■ Cosa fare:
1. Cita dalla sentenza della Cassazione il passo tra "ha pronunziato la" e "7-10  presso  l'avv.", compresi tutti e due.
2. Rispondi a queste domande sulla sentenza della Cassazione:
(a) Chi è il presidente?
(b) Quale magistrato fa da relatore?
(c) Quali avvocati rappresentano la U.I.L.?
3. Scrivi il seguito della sentenza della Cassazione, partendo dopo l'ultima frase riportata.

■ Testo:

______

Cassazione civile, SEZIONE LAVORO, 10 luglio 2002, Sentenza n. 10031


LA CORTE SUPREMA DI CASSAZIONE
Sezione Lavoro
Composta dai magistrati:
Dott.  Guglielmo  Sciarelli   - Presidente
"    Alberto    Spanò       - Consigliere
"    Luciano    Vigolo             "
"    Giovanni   Mazzarella         "
"    Pasquale   Picone   Relatore  "
ha pronunziato la seguente
SENTENZA
sul ricorso proposto
da
U.I.L. - ENITI LOCALI MILANO - in persona del segretario generale  in carica, legalmente domiciliata presso la cancelleria della  Corte  di
cassazione, rappresentata  e  difesa  dagli  avv.  Stefano  Nespor  e Antonio Civitelli con procura speciale apposta a margine del ricorso;
-ricorrente-
contro
COMUNE DI MILANO, in persona del  sindaco  in  carica,  elettivamente domiciliato in Roma, Largo Temistocle Solera, n. 7-10  presso  l'avv.

______

■ Materiale:
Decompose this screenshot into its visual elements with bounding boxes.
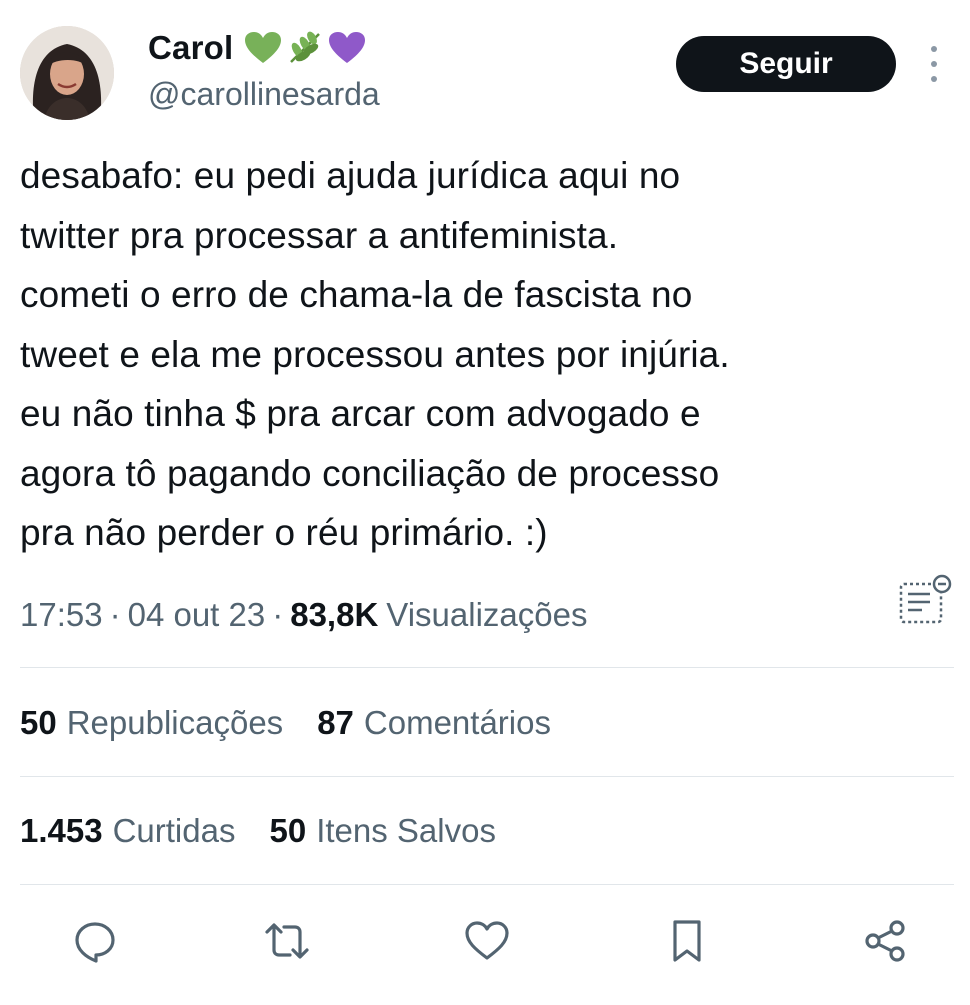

______

■ Le risposte:
1.
ha pronunziato la seguente
SENTENZA
sul ricorso proposto
da
U.I.L. - ENITI LOCALI MILANO - in persona del segretario generale  in carica, legalmente domiciliata presso la cancelleria della  Corte  di
cassazione, rappresentata  e  difesa  dagli  avv.  Stefano  Nespor  e Antonio Civitelli con procura speciale apposta a margine del ricorso;
-ricorrente-
contro
COMUNE DI MILANO, in persona del  sindaco  in  carica,  elettivamente domiciliato in Roma, Largo Temistocle Solera, n. 7-10  presso  l'avv.

2.
(a) Guglielmo Sciarelli.
(b) Pasquale Picone.
(c) Stefano Nespor e Antonio Civitelli.

3.
Francesco Pirocchi, che, unitamente  agli  avv.  Maria  Rita  Surano, Elena Savasta e Angelo Vitali, lo rappresenta e difende  con  procura
speciale apposta in calce al controricorso;
- controricorrente -
per l'annullamento della sentenza del Tribunale di Milano n. 2077  in data 26 febbraio 1999 (R.G. 929-1998);
udita la relazione della causa  svolta  nella  pubblica  udienza  del 23.4.2002 dal Consigliere dott. Pasquale Picone;
udito l'avv. Pirocchi;
udito il P. M. in persona del Sostituto  Procuratore  Generale  dott.
Giuseppe Napoletano che ha concluso per il rigetto del ricorso.

 

Fatto

Il Tribunale di Milano ha giudicato infondato l'appello della UIL - Enti locali di Milano - contro la sentenza del Pretore della stessa sede, di rigetto dell'opposizione al decreto che aveva negato all'organizzazione sindacale la tutela di cui all'art. 28 della legge n. 300 del 1970, domandata nei confronti del Comune di Milano.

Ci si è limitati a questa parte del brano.